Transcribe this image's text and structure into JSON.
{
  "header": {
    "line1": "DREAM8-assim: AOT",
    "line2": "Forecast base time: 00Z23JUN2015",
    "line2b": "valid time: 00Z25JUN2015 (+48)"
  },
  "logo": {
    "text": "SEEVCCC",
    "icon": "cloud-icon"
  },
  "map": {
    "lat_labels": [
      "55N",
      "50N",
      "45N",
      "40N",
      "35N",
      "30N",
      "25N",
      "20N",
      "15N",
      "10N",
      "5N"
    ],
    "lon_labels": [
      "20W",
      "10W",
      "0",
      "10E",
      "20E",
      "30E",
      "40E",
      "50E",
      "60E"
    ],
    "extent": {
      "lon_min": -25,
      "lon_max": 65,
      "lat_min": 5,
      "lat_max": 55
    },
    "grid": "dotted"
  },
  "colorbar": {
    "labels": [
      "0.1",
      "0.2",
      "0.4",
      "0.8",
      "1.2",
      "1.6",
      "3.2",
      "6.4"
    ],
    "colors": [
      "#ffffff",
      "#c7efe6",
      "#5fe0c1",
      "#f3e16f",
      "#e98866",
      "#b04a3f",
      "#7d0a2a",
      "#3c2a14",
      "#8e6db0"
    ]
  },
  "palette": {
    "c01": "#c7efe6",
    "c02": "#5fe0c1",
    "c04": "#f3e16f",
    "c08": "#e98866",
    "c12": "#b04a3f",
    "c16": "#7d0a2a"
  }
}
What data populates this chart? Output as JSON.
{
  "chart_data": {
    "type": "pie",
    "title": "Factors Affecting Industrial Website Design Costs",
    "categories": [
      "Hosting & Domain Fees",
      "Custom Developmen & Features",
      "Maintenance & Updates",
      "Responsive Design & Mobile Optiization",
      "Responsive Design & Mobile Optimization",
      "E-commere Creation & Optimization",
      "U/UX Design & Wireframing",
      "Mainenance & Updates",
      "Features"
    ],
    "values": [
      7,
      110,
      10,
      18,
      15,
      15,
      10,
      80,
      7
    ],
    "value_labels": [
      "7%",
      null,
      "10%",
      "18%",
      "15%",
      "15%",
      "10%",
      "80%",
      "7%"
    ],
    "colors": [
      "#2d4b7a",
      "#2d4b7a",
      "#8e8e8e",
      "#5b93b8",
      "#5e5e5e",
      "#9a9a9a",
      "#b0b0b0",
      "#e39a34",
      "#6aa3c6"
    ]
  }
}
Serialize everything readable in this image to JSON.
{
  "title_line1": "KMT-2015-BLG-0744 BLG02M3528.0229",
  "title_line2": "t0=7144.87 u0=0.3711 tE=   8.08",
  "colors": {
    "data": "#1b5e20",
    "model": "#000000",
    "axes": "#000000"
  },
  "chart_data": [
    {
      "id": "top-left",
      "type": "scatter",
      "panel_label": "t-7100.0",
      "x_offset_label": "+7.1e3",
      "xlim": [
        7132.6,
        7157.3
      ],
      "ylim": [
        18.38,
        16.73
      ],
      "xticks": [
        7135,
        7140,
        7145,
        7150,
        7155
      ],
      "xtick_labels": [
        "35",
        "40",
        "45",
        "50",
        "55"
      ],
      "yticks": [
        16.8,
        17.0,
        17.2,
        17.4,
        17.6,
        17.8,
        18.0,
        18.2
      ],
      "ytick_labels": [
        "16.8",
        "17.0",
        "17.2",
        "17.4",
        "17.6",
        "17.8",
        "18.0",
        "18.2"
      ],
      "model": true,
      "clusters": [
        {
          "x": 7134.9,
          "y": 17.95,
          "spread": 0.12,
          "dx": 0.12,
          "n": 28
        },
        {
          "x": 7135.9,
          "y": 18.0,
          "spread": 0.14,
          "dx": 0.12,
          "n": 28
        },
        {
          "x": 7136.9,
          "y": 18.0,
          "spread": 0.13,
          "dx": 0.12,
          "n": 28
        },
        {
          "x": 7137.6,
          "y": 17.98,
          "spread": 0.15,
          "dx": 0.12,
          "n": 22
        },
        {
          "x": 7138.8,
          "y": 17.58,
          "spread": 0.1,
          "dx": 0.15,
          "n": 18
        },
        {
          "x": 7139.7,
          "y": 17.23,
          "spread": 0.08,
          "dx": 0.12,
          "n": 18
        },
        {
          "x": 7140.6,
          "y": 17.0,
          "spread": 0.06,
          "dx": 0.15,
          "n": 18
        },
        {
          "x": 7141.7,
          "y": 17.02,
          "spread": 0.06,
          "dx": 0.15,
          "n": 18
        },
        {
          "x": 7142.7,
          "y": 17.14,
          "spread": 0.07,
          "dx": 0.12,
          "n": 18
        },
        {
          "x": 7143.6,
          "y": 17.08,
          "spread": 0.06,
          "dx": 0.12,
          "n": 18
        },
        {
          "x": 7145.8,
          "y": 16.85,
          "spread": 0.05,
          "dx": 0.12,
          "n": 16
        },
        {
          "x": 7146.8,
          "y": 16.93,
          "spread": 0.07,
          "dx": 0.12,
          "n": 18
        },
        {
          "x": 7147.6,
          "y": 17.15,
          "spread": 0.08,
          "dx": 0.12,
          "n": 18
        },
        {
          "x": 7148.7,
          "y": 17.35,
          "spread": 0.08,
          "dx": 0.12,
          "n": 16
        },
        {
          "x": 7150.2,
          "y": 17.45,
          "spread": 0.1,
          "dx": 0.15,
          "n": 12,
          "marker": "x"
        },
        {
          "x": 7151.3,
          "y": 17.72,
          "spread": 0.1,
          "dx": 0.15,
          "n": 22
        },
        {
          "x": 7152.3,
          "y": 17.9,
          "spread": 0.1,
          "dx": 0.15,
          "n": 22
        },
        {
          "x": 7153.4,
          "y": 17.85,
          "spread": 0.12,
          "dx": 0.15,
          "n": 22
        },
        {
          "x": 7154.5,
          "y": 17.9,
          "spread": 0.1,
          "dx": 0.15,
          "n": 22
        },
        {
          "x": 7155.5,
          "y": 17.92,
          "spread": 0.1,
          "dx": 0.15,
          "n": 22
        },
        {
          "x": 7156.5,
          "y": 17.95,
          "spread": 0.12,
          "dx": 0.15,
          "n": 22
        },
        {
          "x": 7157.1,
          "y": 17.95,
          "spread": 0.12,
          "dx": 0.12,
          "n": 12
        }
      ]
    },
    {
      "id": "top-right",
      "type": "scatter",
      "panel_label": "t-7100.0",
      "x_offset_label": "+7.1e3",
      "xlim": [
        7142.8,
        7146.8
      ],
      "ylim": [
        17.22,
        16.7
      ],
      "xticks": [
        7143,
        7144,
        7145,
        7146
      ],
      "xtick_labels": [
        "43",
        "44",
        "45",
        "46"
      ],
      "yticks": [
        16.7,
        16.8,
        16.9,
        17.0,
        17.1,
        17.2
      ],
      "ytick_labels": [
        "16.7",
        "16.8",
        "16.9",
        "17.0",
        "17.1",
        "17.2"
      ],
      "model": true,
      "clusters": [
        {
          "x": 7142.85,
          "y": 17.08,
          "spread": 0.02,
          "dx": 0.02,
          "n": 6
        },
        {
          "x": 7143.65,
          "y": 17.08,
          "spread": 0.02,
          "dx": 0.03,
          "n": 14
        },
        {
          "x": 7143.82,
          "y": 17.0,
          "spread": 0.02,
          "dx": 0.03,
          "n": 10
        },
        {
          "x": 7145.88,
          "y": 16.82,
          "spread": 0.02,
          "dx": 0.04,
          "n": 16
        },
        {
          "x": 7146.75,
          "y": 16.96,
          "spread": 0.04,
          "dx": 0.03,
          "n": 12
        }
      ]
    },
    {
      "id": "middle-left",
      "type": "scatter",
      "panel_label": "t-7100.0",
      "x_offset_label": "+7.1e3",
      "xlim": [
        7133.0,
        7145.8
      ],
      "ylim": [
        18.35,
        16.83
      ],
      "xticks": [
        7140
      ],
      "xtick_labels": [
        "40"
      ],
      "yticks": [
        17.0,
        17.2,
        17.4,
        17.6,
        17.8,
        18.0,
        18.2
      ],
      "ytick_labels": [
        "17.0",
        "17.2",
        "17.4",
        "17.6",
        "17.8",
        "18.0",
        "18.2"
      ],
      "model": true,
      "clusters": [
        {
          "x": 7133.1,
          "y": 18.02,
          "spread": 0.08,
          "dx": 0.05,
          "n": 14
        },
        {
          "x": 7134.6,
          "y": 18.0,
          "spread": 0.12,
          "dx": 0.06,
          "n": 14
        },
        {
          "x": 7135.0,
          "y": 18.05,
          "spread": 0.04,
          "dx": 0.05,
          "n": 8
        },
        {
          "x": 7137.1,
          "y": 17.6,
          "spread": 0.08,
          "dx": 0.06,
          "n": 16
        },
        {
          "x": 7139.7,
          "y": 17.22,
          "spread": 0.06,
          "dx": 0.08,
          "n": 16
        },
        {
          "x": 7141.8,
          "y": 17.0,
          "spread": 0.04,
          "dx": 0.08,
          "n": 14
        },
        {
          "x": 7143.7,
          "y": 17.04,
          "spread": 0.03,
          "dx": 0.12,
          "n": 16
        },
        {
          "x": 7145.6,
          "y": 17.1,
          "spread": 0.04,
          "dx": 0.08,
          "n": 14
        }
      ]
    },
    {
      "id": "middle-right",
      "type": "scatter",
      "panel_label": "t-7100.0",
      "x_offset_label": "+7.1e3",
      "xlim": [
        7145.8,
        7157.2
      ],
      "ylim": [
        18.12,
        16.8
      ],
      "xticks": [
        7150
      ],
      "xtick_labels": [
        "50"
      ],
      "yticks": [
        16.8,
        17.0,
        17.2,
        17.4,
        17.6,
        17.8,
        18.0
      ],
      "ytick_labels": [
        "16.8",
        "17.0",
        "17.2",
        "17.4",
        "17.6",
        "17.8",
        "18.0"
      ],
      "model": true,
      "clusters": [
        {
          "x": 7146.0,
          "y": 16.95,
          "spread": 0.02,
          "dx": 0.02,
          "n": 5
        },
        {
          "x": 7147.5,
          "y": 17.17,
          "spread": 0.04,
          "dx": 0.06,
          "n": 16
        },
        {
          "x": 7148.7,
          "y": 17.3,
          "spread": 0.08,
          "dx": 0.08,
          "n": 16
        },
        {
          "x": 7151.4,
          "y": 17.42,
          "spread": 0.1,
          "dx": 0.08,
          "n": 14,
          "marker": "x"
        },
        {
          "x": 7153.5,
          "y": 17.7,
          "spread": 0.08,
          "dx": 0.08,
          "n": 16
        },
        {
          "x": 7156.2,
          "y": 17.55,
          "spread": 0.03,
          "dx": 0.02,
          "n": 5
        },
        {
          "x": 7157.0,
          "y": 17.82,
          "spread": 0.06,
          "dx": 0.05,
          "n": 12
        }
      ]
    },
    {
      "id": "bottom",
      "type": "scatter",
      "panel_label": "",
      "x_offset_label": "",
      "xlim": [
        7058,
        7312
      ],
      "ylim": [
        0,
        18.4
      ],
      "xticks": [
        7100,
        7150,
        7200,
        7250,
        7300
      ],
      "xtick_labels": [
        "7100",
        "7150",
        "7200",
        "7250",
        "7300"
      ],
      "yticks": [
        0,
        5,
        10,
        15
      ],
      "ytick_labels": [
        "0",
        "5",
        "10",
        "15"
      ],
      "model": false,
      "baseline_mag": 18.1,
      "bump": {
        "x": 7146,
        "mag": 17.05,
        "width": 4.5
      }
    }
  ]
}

* Exercise prompt:
Copy whichever lines in the listing above contain the word "text".

* Output for this task:
Transcribe this image's text and structure into JSON.
    "text": "SEEVCCC",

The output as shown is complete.